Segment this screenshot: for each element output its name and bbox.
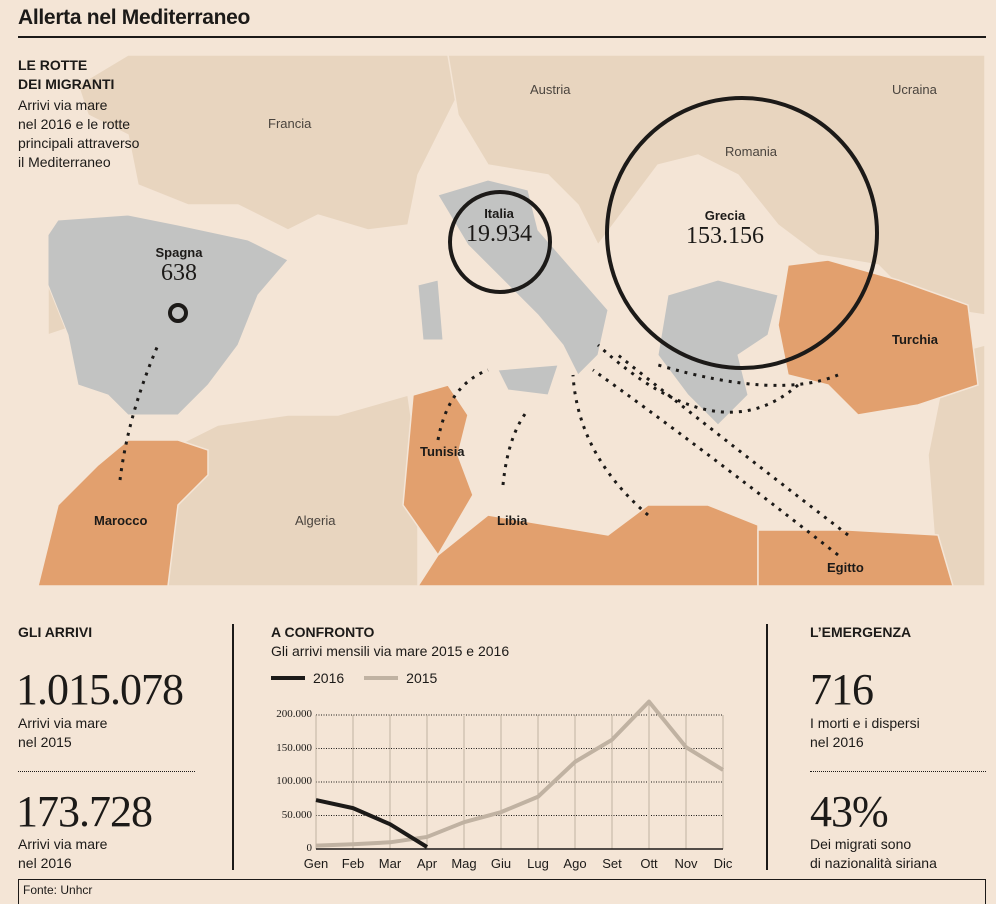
legend-swatch-2015 <box>364 676 399 680</box>
legend-label-2016: 2016 <box>313 670 345 686</box>
y-tick-label: 100.000 <box>276 775 312 787</box>
x-tick-label: Ott <box>640 856 658 871</box>
land-egypt <box>757 529 954 586</box>
land-tunisia <box>402 384 474 557</box>
x-tick-label: Mar <box>378 856 402 871</box>
siriani-value: 43% <box>810 787 889 836</box>
y-tick-label: 0 <box>306 842 313 854</box>
x-tick-label: Gen <box>303 856 329 871</box>
land-turkey <box>777 259 979 416</box>
spain-arrivals: Spagna 638 <box>155 245 203 286</box>
land-morocco <box>37 439 209 586</box>
label-marocco: Marocco <box>94 513 148 528</box>
map-heading: LE ROTTE DEI MIGRANTI <box>18 57 115 92</box>
label-romania: Romania <box>725 144 778 159</box>
x-tick-label: Giu <box>490 856 512 871</box>
x-tick-label: Nov <box>674 856 698 871</box>
chart-legend: 2016 2015 <box>271 670 437 686</box>
x-tick-label: Dic <box>713 856 733 871</box>
arrivi-2015-value: 1.015.078 <box>16 665 184 714</box>
land-sicily <box>497 364 559 396</box>
label-libia: Libia <box>497 513 528 528</box>
route-libya-greece <box>571 374 649 517</box>
greece-circle <box>605 96 879 370</box>
label-algeria: Algeria <box>295 513 336 528</box>
arrivi-divider <box>18 771 195 772</box>
italy-circle <box>448 190 552 294</box>
route-egypt-italy-1 <box>617 353 849 537</box>
legend-label-2015: 2015 <box>406 670 438 686</box>
mediterranean-map <box>18 55 985 586</box>
emergenza-heading: L’EMERGENZA <box>810 624 912 640</box>
y-tick-label: 200.000 <box>276 708 312 720</box>
arrivi-2016-value: 173.728 <box>16 787 153 836</box>
migration-routes <box>118 343 849 557</box>
x-tick-label: Ago <box>563 856 587 871</box>
siriani-label: Dei migrati sono di nazionalità siriana <box>810 836 937 871</box>
y-tick-label: 50.000 <box>281 808 312 821</box>
arrivi-2015-label: Arrivi via mare nel 2015 <box>18 715 108 750</box>
column-divider-2 <box>766 624 768 870</box>
label-austria: Austria <box>530 82 571 97</box>
label-ucraina: Ucraina <box>892 82 937 97</box>
x-tick-label: Apr <box>416 856 438 871</box>
greece-arrivals: Grecia 153.156 <box>686 208 764 249</box>
land-algeria <box>167 394 419 586</box>
source-text: Fonte: Unhcr <box>23 883 93 897</box>
title-rule <box>18 36 986 38</box>
page-title: Allerta nel Mediterraneo <box>18 6 251 29</box>
morti-value: 716 <box>810 665 874 714</box>
x-tick-label: Feb <box>341 856 365 871</box>
x-tick-label: Set <box>602 856 622 871</box>
route-turkey-greece <box>657 363 839 387</box>
italy-arrivals: Italia 19.934 <box>466 206 532 247</box>
route-egypt-italy-2 <box>592 368 839 557</box>
route-libya-italy <box>501 409 530 486</box>
confronto-heading: A CONFRONTO <box>271 624 375 640</box>
land-greece <box>657 279 779 426</box>
route-tunisia-italy <box>436 368 489 441</box>
map-subtitle: Arrivi via mare nel 2016 e le rotte princi… <box>18 97 140 170</box>
series-line-2015 <box>315 699 725 848</box>
label-turchia: Turchia <box>892 332 938 347</box>
land-sardinia <box>417 279 444 341</box>
column-divider <box>232 624 234 870</box>
series-line-2016 <box>315 798 429 849</box>
x-tick-label: Mag <box>451 856 477 871</box>
land-libya <box>417 504 759 586</box>
y-tick-label: 150.000 <box>276 741 312 754</box>
source-footer: Fonte: Unhcr <box>18 879 986 904</box>
label-francia: Francia <box>268 116 312 131</box>
confronto-subtitle: Gli arrivi mensili via mare 2015 e 2016 <box>271 643 510 659</box>
legend-swatch-2016 <box>271 676 305 680</box>
land-italy <box>437 179 609 376</box>
arrivi-heading: GLI ARRIVI <box>18 624 93 640</box>
land-france <box>77 55 459 231</box>
label-tunisia: Tunisia <box>420 444 465 459</box>
x-tick-label: Lug <box>527 856 549 871</box>
morti-label: I morti e i dispersi nel 2016 <box>810 715 920 750</box>
arrivi-2016-label: Arrivi via mare nel 2016 <box>18 836 108 871</box>
land-spain <box>47 214 289 416</box>
label-egitto: Egitto <box>827 560 864 575</box>
land-levant <box>927 344 985 586</box>
emergenza-divider <box>810 771 986 772</box>
spain-marker <box>168 303 188 323</box>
• • •
* _Your instructions_
Please copy the entire listing above line for line without changing anything, and leave the picture out.

* _Expected output_
Segment this screenshot: for each element output its name and bbox.
legend-swatch-2015 <box>364 676 399 680</box>
legend-label-2016: 2016 <box>313 670 345 686</box>
y-tick-label: 100.000 <box>276 775 312 787</box>
x-tick-label: Ott <box>640 856 658 871</box>
land-egypt <box>757 529 954 586</box>
land-tunisia <box>402 384 474 557</box>
x-tick-label: Mar <box>378 856 402 871</box>
siriani-value: 43% <box>810 787 889 836</box>
y-tick-label: 0 <box>306 842 313 854</box>
x-tick-label: Gen <box>303 856 329 871</box>
land-turkey <box>777 259 979 416</box>
spain-arrivals: Spagna 638 <box>155 245 203 286</box>
land-morocco <box>37 439 209 586</box>
label-marocco: Marocco <box>94 513 148 528</box>
map-heading: LE ROTTE DEI MIGRANTI <box>18 57 115 92</box>
label-romania: Romania <box>725 144 778 159</box>
x-tick-label: Giu <box>490 856 512 871</box>
x-tick-label: Nov <box>674 856 698 871</box>
chart-legend: 2016 2015 <box>271 670 437 686</box>
x-tick-label: Dic <box>713 856 733 871</box>
arrivi-2015-value: 1.015.078 <box>16 665 184 714</box>
land-sicily <box>497 364 559 396</box>
label-libia: Libia <box>497 513 528 528</box>
route-libya-greece <box>571 374 649 517</box>
greece-circle <box>605 96 879 370</box>
label-algeria: Algeria <box>295 513 336 528</box>
arrivi-divider <box>18 771 195 772</box>
italy-circle <box>448 190 552 294</box>
route-egypt-italy-1 <box>617 353 849 537</box>
legend-label-2015: 2015 <box>406 670 438 686</box>
mediterranean-map <box>18 55 985 586</box>
emergenza-heading: L’EMERGENZA <box>810 624 912 640</box>
y-tick-label: 200.000 <box>276 708 312 720</box>
arrivi-2016-value: 173.728 <box>16 787 153 836</box>
migration-routes <box>118 343 849 557</box>
x-tick-label: Ago <box>563 856 587 871</box>
siriani-label: Dei migrati sono di nazionalità siriana <box>810 836 937 871</box>
y-tick-label: 50.000 <box>281 808 312 821</box>
arrivi-2015-label: Arrivi via mare nel 2015 <box>18 715 108 750</box>
column-divider-2 <box>766 624 768 870</box>
label-austria: Austria <box>530 82 571 97</box>
label-ucraina: Ucraina <box>892 82 937 97</box>
x-tick-label: Apr <box>416 856 438 871</box>
greece-arrivals: Grecia 153.156 <box>686 208 764 249</box>
land-algeria <box>167 394 419 586</box>
source-text: Fonte: Unhcr <box>23 883 93 897</box>
title-rule <box>18 36 986 38</box>
page-title: Allerta nel Mediterraneo <box>18 6 251 29</box>
morti-value: 716 <box>810 665 874 714</box>
x-tick-label: Feb <box>341 856 365 871</box>
x-tick-label: Set <box>602 856 622 871</box>
route-turkey-greece <box>657 363 839 387</box>
italy-arrivals: Italia 19.934 <box>466 206 532 247</box>
route-egypt-italy-2 <box>592 368 839 557</box>
route-libya-italy <box>501 409 530 486</box>
confronto-heading: A CONFRONTO <box>271 624 375 640</box>
land-greece <box>657 279 779 426</box>
route-tunisia-italy <box>436 368 489 441</box>
map-subtitle: Arrivi via mare nel 2016 e le rotte princi… <box>18 97 140 170</box>
series-line-2015 <box>315 699 725 848</box>
label-turchia: Turchia <box>892 332 938 347</box>
land-sardinia <box>417 279 444 341</box>
column-divider <box>232 624 234 870</box>
series-line-2016 <box>315 798 429 849</box>
x-tick-label: Mag <box>451 856 477 871</box>
land-libya <box>417 504 759 586</box>
y-tick-label: 150.000 <box>276 741 312 754</box>
source-footer: Fonte: Unhcr <box>18 879 986 904</box>
label-francia: Francia <box>268 116 312 131</box>
confronto-subtitle: Gli arrivi mensili via mare 2015 e 2016 <box>271 643 510 659</box>
legend-swatch-2016 <box>271 676 305 680</box>
land-italy <box>437 179 609 376</box>
arrivi-heading: GLI ARRIVI <box>18 624 93 640</box>
land-france <box>77 55 459 231</box>
label-tunisia: Tunisia <box>420 444 465 459</box>
x-tick-label: Lug <box>527 856 549 871</box>
morti-label: I morti e i dispersi nel 2016 <box>810 715 920 750</box>
arrivi-2016-label: Arrivi via mare nel 2016 <box>18 836 108 871</box>
land-spain <box>47 214 289 416</box>
label-egitto: Egitto <box>827 560 864 575</box>
land-levant <box>927 344 985 586</box>
emergenza-divider <box>810 771 986 772</box>
spain-marker <box>168 303 188 323</box>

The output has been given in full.